Work required
Your task is to locate every line holding the string "河南工业大学" and to copy each of them.

Input material
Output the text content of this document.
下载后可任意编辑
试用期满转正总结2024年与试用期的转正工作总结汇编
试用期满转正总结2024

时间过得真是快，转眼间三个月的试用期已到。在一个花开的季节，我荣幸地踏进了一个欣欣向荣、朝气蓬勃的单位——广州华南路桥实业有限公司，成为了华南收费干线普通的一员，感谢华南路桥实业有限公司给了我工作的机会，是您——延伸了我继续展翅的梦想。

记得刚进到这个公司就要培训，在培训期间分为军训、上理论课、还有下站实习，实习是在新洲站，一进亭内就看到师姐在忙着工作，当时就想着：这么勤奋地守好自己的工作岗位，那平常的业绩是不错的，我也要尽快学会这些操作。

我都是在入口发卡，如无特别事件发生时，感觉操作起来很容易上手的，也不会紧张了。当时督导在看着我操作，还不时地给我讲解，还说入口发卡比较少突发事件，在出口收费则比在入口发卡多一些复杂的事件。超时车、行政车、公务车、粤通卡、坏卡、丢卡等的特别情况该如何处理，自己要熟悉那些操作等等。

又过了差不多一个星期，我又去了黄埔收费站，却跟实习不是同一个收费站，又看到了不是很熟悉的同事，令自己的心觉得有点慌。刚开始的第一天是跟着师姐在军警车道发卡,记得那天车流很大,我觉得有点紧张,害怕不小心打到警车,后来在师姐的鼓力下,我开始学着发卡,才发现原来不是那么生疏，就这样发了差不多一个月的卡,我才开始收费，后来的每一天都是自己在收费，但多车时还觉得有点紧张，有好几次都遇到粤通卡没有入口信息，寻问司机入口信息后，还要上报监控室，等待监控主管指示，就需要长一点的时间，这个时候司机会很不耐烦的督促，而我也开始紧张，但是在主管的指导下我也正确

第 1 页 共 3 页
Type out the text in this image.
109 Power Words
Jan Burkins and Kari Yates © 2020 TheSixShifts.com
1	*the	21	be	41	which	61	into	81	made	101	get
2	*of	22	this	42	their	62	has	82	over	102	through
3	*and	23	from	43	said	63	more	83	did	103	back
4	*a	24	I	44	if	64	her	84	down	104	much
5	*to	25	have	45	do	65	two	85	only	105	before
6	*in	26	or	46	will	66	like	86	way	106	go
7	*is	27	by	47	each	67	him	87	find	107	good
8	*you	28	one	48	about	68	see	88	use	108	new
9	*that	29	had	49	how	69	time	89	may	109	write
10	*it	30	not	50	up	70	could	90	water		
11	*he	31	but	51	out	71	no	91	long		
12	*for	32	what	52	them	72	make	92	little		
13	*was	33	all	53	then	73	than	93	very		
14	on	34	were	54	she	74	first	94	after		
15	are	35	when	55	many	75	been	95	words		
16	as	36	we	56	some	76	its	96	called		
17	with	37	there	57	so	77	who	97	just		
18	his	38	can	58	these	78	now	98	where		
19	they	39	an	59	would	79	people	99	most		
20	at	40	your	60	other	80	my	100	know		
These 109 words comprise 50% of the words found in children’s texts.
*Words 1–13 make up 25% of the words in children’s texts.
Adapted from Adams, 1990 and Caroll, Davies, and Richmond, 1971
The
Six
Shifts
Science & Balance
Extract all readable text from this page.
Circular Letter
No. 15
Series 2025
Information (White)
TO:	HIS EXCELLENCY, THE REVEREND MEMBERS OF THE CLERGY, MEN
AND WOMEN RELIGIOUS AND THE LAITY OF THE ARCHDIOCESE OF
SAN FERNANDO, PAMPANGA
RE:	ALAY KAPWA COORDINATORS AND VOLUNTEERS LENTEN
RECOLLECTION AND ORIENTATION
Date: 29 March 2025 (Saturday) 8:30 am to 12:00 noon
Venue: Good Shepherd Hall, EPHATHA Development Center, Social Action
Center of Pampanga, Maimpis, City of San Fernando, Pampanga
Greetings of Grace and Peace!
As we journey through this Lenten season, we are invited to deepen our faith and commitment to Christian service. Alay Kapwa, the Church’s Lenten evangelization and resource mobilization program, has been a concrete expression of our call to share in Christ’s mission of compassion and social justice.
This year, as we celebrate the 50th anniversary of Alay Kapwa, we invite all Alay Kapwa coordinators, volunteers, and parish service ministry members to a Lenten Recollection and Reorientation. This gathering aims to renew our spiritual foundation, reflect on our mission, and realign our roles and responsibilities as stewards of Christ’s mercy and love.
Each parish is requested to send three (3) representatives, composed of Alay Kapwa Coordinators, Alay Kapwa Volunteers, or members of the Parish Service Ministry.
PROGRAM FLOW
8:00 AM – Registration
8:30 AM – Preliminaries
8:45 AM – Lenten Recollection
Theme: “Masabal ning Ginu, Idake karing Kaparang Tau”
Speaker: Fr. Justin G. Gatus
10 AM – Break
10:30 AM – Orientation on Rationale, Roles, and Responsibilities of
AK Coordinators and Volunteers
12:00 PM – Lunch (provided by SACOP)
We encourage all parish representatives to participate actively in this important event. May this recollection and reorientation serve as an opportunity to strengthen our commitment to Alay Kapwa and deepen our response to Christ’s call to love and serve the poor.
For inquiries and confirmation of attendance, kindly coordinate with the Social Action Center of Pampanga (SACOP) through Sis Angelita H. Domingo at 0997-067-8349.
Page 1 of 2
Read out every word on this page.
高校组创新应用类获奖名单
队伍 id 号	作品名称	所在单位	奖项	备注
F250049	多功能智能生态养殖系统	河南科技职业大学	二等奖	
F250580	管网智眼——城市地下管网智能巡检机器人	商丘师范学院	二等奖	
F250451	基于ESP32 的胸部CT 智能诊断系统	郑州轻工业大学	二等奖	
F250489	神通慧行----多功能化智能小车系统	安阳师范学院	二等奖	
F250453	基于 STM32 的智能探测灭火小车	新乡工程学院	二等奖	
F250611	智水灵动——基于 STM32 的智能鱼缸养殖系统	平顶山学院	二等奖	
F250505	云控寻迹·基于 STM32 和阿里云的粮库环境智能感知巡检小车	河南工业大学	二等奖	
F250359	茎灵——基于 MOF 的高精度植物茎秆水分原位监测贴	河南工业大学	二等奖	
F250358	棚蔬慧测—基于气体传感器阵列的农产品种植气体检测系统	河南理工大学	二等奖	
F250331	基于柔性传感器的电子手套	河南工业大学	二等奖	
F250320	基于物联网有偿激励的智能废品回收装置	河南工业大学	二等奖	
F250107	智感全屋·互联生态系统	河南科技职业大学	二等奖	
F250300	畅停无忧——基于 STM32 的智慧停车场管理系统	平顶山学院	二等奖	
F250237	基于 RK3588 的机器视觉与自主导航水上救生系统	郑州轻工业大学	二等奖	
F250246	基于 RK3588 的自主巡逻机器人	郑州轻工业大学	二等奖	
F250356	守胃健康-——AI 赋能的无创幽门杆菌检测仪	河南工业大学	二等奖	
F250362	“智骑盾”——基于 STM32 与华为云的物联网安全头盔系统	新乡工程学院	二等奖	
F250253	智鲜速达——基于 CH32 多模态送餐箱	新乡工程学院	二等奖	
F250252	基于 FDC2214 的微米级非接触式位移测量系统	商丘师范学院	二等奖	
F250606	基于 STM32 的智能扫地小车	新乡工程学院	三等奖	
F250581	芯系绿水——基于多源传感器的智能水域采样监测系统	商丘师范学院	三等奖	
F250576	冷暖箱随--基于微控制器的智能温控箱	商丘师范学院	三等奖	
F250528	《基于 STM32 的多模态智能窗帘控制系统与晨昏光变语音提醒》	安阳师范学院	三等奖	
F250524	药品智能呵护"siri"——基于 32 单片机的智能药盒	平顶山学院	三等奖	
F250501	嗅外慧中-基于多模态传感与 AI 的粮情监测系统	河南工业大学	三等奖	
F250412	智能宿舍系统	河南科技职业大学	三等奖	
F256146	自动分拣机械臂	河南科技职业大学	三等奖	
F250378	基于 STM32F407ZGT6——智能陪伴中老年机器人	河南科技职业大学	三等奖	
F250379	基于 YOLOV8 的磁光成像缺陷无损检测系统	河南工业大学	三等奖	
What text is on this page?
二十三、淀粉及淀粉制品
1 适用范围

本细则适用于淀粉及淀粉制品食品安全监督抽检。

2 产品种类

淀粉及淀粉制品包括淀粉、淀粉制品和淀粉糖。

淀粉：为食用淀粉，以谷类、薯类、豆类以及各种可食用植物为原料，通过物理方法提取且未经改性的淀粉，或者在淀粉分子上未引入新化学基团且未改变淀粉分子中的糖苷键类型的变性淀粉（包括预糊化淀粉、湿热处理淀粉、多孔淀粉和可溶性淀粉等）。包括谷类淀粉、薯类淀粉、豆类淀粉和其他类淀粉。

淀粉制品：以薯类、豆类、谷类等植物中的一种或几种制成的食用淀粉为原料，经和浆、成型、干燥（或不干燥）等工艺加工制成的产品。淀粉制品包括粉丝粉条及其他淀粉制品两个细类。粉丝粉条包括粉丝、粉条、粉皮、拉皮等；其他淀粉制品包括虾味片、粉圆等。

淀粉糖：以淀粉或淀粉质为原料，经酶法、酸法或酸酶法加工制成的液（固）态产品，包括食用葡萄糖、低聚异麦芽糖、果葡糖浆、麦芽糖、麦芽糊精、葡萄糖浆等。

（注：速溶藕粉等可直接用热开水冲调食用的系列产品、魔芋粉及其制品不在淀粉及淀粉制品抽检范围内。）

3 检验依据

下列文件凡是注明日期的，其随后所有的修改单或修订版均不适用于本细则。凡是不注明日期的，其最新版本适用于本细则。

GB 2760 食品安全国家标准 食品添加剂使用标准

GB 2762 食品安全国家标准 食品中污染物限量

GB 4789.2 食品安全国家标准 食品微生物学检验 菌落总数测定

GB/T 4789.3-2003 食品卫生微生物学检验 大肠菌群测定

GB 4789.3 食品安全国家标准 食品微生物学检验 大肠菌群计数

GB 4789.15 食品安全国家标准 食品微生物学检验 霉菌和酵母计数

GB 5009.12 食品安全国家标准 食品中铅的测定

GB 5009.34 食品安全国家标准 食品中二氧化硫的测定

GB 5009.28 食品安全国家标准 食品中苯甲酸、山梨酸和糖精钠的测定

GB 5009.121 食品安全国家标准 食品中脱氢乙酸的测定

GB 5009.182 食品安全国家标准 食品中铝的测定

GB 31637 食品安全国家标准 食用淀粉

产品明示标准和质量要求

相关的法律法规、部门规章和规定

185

Written reply
F250505	云控寻迹·基于 STM32 和阿里云的粮库环境智能感知巡检小车	河南工业大学	二等奖	
F250359	茎灵——基于 MOF 的高精度植物茎秆水分原位监测贴	河南工业大学	二等奖	
F250331	基于柔性传感器的电子手套	河南工业大学	二等奖	
F250320	基于物联网有偿激励的智能废品回收装置	河南工业大学	二等奖	
F250356	守胃健康-——AI 赋能的无创幽门杆菌检测仪	河南工业大学	二等奖	
F250501	嗅外慧中-基于多模态传感与 AI 的粮情监测系统	河南工业大学	三等奖	
F250379	基于 YOLOV8 的磁光成像缺陷无损检测系统	河南工业大学	三等奖	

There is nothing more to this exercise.